## Written instruction
All records are to be retyped faithfully and completely.

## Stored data
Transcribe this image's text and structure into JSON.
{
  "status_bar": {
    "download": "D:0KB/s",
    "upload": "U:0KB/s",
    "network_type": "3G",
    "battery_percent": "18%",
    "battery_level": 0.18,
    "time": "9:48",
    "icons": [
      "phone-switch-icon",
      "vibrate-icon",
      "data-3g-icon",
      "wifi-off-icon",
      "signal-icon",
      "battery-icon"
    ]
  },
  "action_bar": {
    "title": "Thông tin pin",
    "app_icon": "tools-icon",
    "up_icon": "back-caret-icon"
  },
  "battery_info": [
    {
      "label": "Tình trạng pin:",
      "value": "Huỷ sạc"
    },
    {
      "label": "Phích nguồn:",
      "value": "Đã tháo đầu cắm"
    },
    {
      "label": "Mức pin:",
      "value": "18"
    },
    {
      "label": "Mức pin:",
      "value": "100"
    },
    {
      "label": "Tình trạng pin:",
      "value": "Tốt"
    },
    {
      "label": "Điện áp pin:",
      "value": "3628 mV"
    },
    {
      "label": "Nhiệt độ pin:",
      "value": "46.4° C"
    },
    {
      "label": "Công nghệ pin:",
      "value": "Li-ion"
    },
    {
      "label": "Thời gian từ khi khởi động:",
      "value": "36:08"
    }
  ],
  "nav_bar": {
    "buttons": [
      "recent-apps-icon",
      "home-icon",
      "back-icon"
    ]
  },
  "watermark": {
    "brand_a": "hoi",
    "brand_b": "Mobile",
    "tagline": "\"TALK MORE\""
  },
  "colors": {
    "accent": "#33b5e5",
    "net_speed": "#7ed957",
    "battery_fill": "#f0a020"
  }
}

## Completed task
Transcribe this image's text and structure into JSON.
{
  "status_bar": {
    "download": "D:0KB/s",
    "upload": "U:0KB/s",
    "network_type": "3G",
    "battery_percent": "18%",
    "battery_level": 0.18,
    "time": "9:48",
    "icons": [
      "phone-switch-icon",
      "vibrate-icon",
      "data-3g-icon",
      "wifi-off-icon",
      "signal-icon",
      "battery-icon"
    ]
  },
  "action_bar": {
    "title": "Thông tin pin",
    "app_icon": "tools-icon",
    "up_icon": "back-caret-icon"
  },
  "battery_info": [
    {
      "label": "Tình trạng pin:",
      "value": "Huỷ sạc"
    },
    {
      "label": "Phích nguồn:",
      "value": "Đã tháo đầu cắm"
    },
    {
      "label": "Mức pin:",
      "value": "18"
    },
    {
      "label": "Mức pin:",
      "value": "100"
    },
    {
      "label": "Tình trạng pin:",
      "value": "Tốt"
    },
    {
      "label": "Điện áp pin:",
      "value": "3628 mV"
    },
    {
      "label": "Nhiệt độ pin:",
      "value": "46.4° C"
    },
    {
      "label": "Công nghệ pin:",
      "value": "Li-ion"
    },
    {
      "label": "Thời gian từ khi khởi động:",
      "value": "36:08"
    }
  ],
  "nav_bar": {
    "buttons": [
      "recent-apps-icon",
      "home-icon",
      "back-icon"
    ]
  },
  "watermark": {
    "brand_a": "hoi",
    "brand_b": "Mobile",
    "tagline": "\"TALK MORE\""
  },
  "colors": {
    "accent": "#33b5e5",
    "net_speed": "#7ed957",
    "battery_fill": "#f0a020"
  }
}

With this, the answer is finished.